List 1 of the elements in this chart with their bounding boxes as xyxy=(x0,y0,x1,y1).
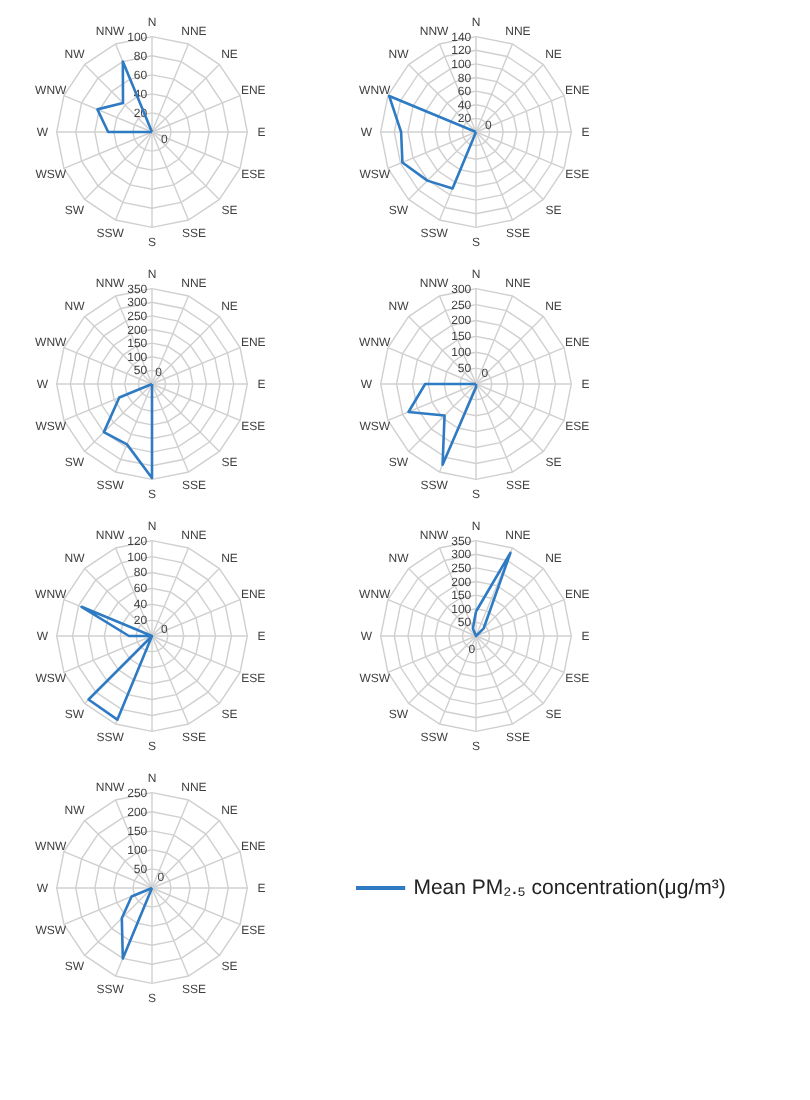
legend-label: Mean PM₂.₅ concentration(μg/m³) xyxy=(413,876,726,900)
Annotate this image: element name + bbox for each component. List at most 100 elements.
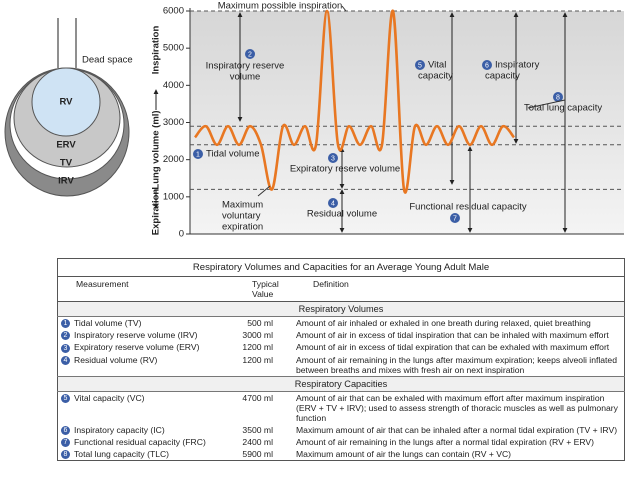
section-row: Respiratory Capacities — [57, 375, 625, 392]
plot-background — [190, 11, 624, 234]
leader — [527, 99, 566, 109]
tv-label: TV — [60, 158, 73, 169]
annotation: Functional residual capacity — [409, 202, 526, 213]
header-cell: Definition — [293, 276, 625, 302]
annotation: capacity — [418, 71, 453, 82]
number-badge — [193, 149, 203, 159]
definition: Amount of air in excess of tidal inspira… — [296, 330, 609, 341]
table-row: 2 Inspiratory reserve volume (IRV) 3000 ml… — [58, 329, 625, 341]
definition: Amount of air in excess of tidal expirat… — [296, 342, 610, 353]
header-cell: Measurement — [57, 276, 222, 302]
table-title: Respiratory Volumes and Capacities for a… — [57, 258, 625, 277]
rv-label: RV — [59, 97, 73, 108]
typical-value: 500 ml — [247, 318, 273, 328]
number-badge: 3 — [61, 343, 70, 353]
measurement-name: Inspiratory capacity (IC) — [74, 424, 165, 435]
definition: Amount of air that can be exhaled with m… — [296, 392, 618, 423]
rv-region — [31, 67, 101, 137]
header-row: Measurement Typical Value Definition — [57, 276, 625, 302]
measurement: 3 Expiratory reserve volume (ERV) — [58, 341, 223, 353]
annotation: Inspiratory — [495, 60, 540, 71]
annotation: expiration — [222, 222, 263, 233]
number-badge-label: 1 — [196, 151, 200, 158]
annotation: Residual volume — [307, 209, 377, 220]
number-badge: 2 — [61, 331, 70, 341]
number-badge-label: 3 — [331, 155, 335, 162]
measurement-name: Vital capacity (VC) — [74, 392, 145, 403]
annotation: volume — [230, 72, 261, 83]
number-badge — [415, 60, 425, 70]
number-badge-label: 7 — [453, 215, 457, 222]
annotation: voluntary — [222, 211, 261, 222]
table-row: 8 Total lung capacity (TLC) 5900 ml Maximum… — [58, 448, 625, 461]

Direction: Please rewrite all the material above as a Markdown table with two columns, "Number" and "Line", giving each non-blank line its own row and leaving the pictures out.

Task output:
| Number | Line |
|---|---|
| 1 | List 1 of the elements in this chart with their bounding boxes as xyxy=(x0,y0,x1,y1). |
| 2 | legend-label: Mean PM₂.₅ concentration(μg/m³) xyxy=(413,876,726,900) |
| 3 | Annotate this image: element name + bbox for each component. List at most 100 elements. |
| 4 | section-row: Respiratory Capacities — [57, 375, 625, 392] |
| 5 | plot-background — [190, 11, 624, 234] |
| 6 | leader — [527, 99, 566, 109] |
| 7 | tv-label: TV — [60, 158, 73, 169] |
| 8 | annotation: Functional residual capacity — [409, 202, 526, 213] |
| 9 | header-cell: Definition — [293, 276, 625, 302] |
| 10 | annotation: capacity — [418, 71, 453, 82] |
| 11 | number-badge — [193, 149, 203, 159] |
| 12 | definition: Amount of air in excess of tidal inspira… — [296, 330, 609, 341] |
| 13 | table-row: 2 Inspiratory reserve volume (IRV) 3000 ml… — [58, 329, 625, 341] |
| 14 | definition: Amount of air in excess of tidal expirat… — [296, 342, 610, 353] |
| 15 | header-cell: Measurement — [57, 276, 222, 302] |
| 16 | table-title: Respiratory Volumes and Capacities for a… — [57, 258, 625, 277] |
| 17 | rv-label: RV — [59, 97, 73, 108] |
| 18 | typical-value: 500 ml — [247, 318, 273, 328] |
| 19 | number-badge: 3 — [61, 343, 70, 353] |
| 20 | measurement-name: Inspiratory capacity (IC) — [74, 424, 165, 435] |
| 21 | definition: Amount of air that can be exhaled with m… — [296, 392, 618, 423] |
| 22 | rv-region — [31, 67, 101, 137] |
| 23 | header-row: Measurement Typical Value Definition — [57, 276, 625, 302] |
| 24 | measurement: 3 Expiratory reserve volume (ERV) — [58, 341, 223, 353] |
| 25 | annotation: Inspiratory — [495, 60, 540, 71] |
| 26 | annotation: expiration — [222, 222, 263, 233] |
| 27 | number-badge-label: 1 — [196, 151, 200, 158] |
| 28 | annotation: Residual volume — [307, 209, 377, 220] |
| 29 | number-badge: 2 — [61, 331, 70, 341] |
| 30 | number-badge-label: 3 — [331, 155, 335, 162] |
| 31 | measurement-name: Vital capacity (VC) — [74, 392, 145, 403] |
| 32 | annotation: volume — [230, 72, 261, 83] |
| 33 | number-badge — [415, 60, 425, 70] |
| 34 | number-badge-label: 7 — [453, 215, 457, 222] |
| 35 | annotation: voluntary — [222, 211, 261, 222] |
| 36 | table-row: 8 Total lung capacity (TLC) 5900 ml Maximum… — [58, 448, 625, 461] |